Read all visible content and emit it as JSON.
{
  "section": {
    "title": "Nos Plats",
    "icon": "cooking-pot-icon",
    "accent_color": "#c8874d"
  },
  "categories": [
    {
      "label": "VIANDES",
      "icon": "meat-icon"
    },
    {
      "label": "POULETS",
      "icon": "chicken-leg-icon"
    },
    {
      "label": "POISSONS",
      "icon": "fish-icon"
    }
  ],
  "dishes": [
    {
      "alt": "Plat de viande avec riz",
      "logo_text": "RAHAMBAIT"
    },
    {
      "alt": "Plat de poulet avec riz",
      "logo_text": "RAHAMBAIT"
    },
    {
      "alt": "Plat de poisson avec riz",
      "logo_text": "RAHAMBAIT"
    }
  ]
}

§ THE EXERCISE: Reproduce the records above exactly as they appear.

§ TASK RESULT:
Read all visible content and emit it as JSON.
{
  "section": {
    "title": "Nos Plats",
    "icon": "cooking-pot-icon",
    "accent_color": "#c8874d"
  },
  "categories": [
    {
      "label": "VIANDES",
      "icon": "meat-icon"
    },
    {
      "label": "POULETS",
      "icon": "chicken-leg-icon"
    },
    {
      "label": "POISSONS",
      "icon": "fish-icon"
    }
  ],
  "dishes": [
    {
      "alt": "Plat de viande avec riz",
      "logo_text": "RAHAMBAIT"
    },
    {
      "alt": "Plat de poulet avec riz",
      "logo_text": "RAHAMBAIT"
    },
    {
      "alt": "Plat de poisson avec riz",
      "logo_text": "RAHAMBAIT"
    }
  ]
}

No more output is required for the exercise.